Print all entries word for word.

──────── Records shown

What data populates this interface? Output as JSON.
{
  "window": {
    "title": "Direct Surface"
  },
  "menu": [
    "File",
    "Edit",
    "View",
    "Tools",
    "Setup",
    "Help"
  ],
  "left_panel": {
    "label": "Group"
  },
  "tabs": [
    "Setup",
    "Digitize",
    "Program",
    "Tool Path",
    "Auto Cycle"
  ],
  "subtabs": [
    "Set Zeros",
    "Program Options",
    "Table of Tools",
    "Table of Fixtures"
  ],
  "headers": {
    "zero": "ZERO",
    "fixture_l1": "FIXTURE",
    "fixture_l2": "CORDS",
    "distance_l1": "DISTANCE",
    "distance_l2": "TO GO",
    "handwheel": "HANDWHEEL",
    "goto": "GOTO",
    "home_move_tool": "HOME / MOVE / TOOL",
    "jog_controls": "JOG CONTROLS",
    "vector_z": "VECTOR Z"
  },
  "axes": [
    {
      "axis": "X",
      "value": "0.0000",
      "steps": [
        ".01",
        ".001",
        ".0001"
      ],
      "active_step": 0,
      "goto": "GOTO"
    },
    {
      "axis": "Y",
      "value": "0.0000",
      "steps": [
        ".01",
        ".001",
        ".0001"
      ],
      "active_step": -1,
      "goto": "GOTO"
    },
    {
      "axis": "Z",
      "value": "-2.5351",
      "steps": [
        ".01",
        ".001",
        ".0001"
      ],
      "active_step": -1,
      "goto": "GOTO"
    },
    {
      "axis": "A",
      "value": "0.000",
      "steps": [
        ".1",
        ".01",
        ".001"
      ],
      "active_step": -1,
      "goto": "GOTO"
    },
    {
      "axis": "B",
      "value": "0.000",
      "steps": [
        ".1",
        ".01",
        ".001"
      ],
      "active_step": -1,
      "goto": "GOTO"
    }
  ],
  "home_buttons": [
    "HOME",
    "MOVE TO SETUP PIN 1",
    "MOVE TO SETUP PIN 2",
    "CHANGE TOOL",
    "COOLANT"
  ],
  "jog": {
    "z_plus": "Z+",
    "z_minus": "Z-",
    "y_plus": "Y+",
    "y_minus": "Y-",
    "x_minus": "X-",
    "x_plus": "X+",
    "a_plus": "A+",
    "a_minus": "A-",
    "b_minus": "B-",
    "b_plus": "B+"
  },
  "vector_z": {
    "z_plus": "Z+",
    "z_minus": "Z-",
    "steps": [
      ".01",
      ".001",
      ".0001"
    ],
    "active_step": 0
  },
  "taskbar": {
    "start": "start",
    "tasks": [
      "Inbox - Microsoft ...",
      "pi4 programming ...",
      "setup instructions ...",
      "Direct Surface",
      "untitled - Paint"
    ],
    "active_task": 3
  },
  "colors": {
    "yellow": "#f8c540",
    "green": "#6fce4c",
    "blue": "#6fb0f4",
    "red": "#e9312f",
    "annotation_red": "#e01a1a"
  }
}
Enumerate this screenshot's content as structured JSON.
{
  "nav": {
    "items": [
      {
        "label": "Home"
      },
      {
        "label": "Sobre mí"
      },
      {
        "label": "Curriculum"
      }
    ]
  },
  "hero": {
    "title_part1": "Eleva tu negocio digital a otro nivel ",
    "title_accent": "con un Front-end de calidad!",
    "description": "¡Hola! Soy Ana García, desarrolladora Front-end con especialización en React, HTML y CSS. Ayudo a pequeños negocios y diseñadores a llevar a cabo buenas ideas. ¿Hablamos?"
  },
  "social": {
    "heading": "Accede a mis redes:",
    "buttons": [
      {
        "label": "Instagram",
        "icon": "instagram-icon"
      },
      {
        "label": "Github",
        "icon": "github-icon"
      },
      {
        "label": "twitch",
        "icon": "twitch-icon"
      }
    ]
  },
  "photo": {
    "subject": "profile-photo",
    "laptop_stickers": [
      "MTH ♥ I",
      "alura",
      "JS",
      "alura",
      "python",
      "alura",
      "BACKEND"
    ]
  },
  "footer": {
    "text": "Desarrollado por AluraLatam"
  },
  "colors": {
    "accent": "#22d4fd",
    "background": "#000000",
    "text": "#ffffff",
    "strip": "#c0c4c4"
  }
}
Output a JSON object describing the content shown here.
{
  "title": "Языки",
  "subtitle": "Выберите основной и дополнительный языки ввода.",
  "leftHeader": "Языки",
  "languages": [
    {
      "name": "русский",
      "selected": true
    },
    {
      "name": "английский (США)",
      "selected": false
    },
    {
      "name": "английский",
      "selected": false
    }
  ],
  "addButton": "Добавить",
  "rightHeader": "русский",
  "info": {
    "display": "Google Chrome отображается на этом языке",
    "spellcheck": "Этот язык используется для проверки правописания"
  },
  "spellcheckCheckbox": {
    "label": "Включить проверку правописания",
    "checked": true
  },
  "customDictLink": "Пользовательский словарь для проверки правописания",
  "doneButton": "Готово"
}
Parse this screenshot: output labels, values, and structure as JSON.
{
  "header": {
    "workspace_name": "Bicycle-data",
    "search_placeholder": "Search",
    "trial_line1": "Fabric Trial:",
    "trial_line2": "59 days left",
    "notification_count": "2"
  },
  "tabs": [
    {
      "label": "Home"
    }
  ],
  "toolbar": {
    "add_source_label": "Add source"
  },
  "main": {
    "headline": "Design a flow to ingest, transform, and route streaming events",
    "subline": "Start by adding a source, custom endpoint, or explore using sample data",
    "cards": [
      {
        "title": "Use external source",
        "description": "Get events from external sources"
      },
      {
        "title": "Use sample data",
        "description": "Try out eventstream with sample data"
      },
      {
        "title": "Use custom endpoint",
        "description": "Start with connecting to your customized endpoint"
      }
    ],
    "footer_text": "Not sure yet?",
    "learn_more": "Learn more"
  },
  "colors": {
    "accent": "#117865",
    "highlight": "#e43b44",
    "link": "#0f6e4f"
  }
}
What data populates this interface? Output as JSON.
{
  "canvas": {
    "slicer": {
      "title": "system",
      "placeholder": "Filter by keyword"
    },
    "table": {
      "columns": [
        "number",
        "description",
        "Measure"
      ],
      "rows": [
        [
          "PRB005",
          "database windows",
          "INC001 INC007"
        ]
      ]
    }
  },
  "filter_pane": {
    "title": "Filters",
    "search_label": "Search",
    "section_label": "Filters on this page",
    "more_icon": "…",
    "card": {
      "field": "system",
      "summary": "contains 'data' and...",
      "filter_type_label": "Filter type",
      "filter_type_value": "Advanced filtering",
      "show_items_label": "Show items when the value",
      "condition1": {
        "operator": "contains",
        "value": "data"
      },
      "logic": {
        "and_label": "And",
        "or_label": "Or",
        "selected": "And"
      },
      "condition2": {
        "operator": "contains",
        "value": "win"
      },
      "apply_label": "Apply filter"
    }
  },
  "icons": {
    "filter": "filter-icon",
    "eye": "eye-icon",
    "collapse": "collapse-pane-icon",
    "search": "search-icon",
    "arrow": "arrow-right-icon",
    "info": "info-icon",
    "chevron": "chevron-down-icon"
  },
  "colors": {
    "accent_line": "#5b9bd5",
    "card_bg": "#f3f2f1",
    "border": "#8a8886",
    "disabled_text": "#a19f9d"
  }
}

────────────────

→ Final result:
What data populates this interface? Output as JSON.
{
  "window": {
    "title": "Direct Surface"
  },
  "menu": [
    "File",
    "Edit",
    "View",
    "Tools",
    "Setup",
    "Help"
  ],
  "left_panel": {
    "label": "Group"
  },
  "tabs": [
    "Setup",
    "Digitize",
    "Program",
    "Tool Path",
    "Auto Cycle"
  ],
  "subtabs": [
    "Set Zeros",
    "Program Options",
    "Table of Tools",
    "Table of Fixtures"
  ],
  "headers": {
    "zero": "ZERO",
    "fixture_l1": "FIXTURE",
    "fixture_l2": "CORDS",
    "distance_l1": "DISTANCE",
    "distance_l2": "TO GO",
    "handwheel": "HANDWHEEL",
    "goto": "GOTO",
    "home_move_tool": "HOME / MOVE / TOOL",
    "jog_controls": "JOG CONTROLS",
    "vector_z": "VECTOR Z"
  },
  "axes": [
    {
      "axis": "X",
      "value": "0.0000",
      "steps": [
        ".01",
        ".001",
        ".0001"
      ],
      "active_step": 0,
      "goto": "GOTO"
    },
    {
      "axis": "Y",
      "value": "0.0000",
      "steps": [
        ".01",
        ".001",
        ".0001"
      ],
      "active_step": -1,
      "goto": "GOTO"
    },
    {
      "axis": "Z",
      "value": "-2.5351",
      "steps": [
        ".01",
        ".001",
        ".0001"
      ],
      "active_step": -1,
      "goto": "GOTO"
    },
    {
      "axis": "A",
      "value": "0.000",
      "steps": [
        ".1",
        ".01",
        ".001"
      ],
      "active_step": -1,
      "goto": "GOTO"
    },
    {
      "axis": "B",
      "value": "0.000",
      "steps": [
        ".1",
        ".01",
        ".001"
      ],
      "active_step": -1,
      "goto": "GOTO"
    }
  ],
  "home_buttons": [
    "HOME",
    "MOVE TO SETUP PIN 1",
    "MOVE TO SETUP PIN 2",
    "CHANGE TOOL",
    "COOLANT"
  ],
  "jog": {
    "z_plus": "Z+",
    "z_minus": "Z-",
    "y_plus": "Y+",
    "y_minus": "Y-",
    "x_minus": "X-",
    "x_plus": "X+",
    "a_plus": "A+",
    "a_minus": "A-",
    "b_minus": "B-",
    "b_plus": "B+"
  },
  "vector_z": {
    "z_plus": "Z+",
    "z_minus": "Z-",
    "steps": [
      ".01",
      ".001",
      ".0001"
    ],
    "active_step": 0
  },
  "taskbar": {
    "start": "start",
    "tasks": [
      "Inbox - Microsoft ...",
      "pi4 programming ...",
      "setup instructions ...",
      "Direct Surface",
      "untitled - Paint"
    ],
    "active_task": 3
  },
  "colors": {
    "yellow": "#f8c540",
    "green": "#6fce4c",
    "blue": "#6fb0f4",
    "red": "#e9312f",
    "annotation_red": "#e01a1a"
  }
}
Enumerate this screenshot's content as structured JSON.
{
  "nav": {
    "items": [
      {
        "label": "Home"
      },
      {
        "label": "Sobre mí"
      },
      {
        "label": "Curriculum"
      }
    ]
  },
  "hero": {
    "title_part1": "Eleva tu negocio digital a otro nivel ",
    "title_accent": "con un Front-end de calidad!",
    "description": "¡Hola! Soy Ana García, desarrolladora Front-end con especialización en React, HTML y CSS. Ayudo a pequeños negocios y diseñadores a llevar a cabo buenas ideas. ¿Hablamos?"
  },
  "social": {
    "heading": "Accede a mis redes:",
    "buttons": [
      {
        "label": "Instagram",
        "icon": "instagram-icon"
      },
      {
        "label": "Github",
        "icon": "github-icon"
      },
      {
        "label": "twitch",
        "icon": "twitch-icon"
      }
    ]
  },
  "photo": {
    "subject": "profile-photo",
    "laptop_stickers": [
      "MTH ♥ I",
      "alura",
      "JS",
      "alura",
      "python",
      "alura",
      "BACKEND"
    ]
  },
  "footer": {
    "text": "Desarrollado por AluraLatam"
  },
  "colors": {
    "accent": "#22d4fd",
    "background": "#000000",
    "text": "#ffffff",
    "strip": "#c0c4c4"
  }
}
Output a JSON object describing the content shown here.
{
  "title": "Языки",
  "subtitle": "Выберите основной и дополнительный языки ввода.",
  "leftHeader": "Языки",
  "languages": [
    {
      "name": "русский",
      "selected": true
    },
    {
      "name": "английский (США)",
      "selected": false
    },
    {
      "name": "английский",
      "selected": false
    }
  ],
  "addButton": "Добавить",
  "rightHeader": "русский",
  "info": {
    "display": "Google Chrome отображается на этом языке",
    "spellcheck": "Этот язык используется для проверки правописания"
  },
  "spellcheckCheckbox": {
    "label": "Включить проверку правописания",
    "checked": true
  },
  "customDictLink": "Пользовательский словарь для проверки правописания",
  "doneButton": "Готово"
}
Parse this screenshot: output labels, values, and structure as JSON.
{
  "header": {
    "workspace_name": "Bicycle-data",
    "search_placeholder": "Search",
    "trial_line1": "Fabric Trial:",
    "trial_line2": "59 days left",
    "notification_count": "2"
  },
  "tabs": [
    {
      "label": "Home"
    }
  ],
  "toolbar": {
    "add_source_label": "Add source"
  },
  "main": {
    "headline": "Design a flow to ingest, transform, and route streaming events",
    "subline": "Start by adding a source, custom endpoint, or explore using sample data",
    "cards": [
      {
        "title": "Use external source",
        "description": "Get events from external sources"
      },
      {
        "title": "Use sample data",
        "description": "Try out eventstream with sample data"
      },
      {
        "title": "Use custom endpoint",
        "description": "Start with connecting to your customized endpoint"
      }
    ],
    "footer_text": "Not sure yet?",
    "learn_more": "Learn more"
  },
  "colors": {
    "accent": "#117865",
    "highlight": "#e43b44",
    "link": "#0f6e4f"
  }
}
What data populates this interface? Output as JSON.
{
  "canvas": {
    "slicer": {
      "title": "system",
      "placeholder": "Filter by keyword"
    },
    "table": {
      "columns": [
        "number",
        "description",
        "Measure"
      ],
      "rows": [
        [
          "PRB005",
          "database windows",
          "INC001 INC007"
        ]
      ]
    }
  },
  "filter_pane": {
    "title": "Filters",
    "search_label": "Search",
    "section_label": "Filters on this page",
    "more_icon": "…",
    "card": {
      "field": "system",
      "summary": "contains 'data' and...",
      "filter_type_label": "Filter type",
      "filter_type_value": "Advanced filtering",
      "show_items_label": "Show items when the value",
      "condition1": {
        "operator": "contains",
        "value": "data"
      },
      "logic": {
        "and_label": "And",
        "or_label": "Or",
        "selected": "And"
      },
      "condition2": {
        "operator": "contains",
        "value": "win"
      },
      "apply_label": "Apply filter"
    }
  },
  "icons": {
    "filter": "filter-icon",
    "eye": "eye-icon",
    "collapse": "collapse-pane-icon",
    "search": "search-icon",
    "arrow": "arrow-right-icon",
    "info": "info-icon",
    "chevron": "chevron-down-icon"
  },
  "colors": {
    "accent_line": "#5b9bd5",
    "card_bg": "#f3f2f1",
    "border": "#8a8886",
    "disabled_text": "#a19f9d"
  }
}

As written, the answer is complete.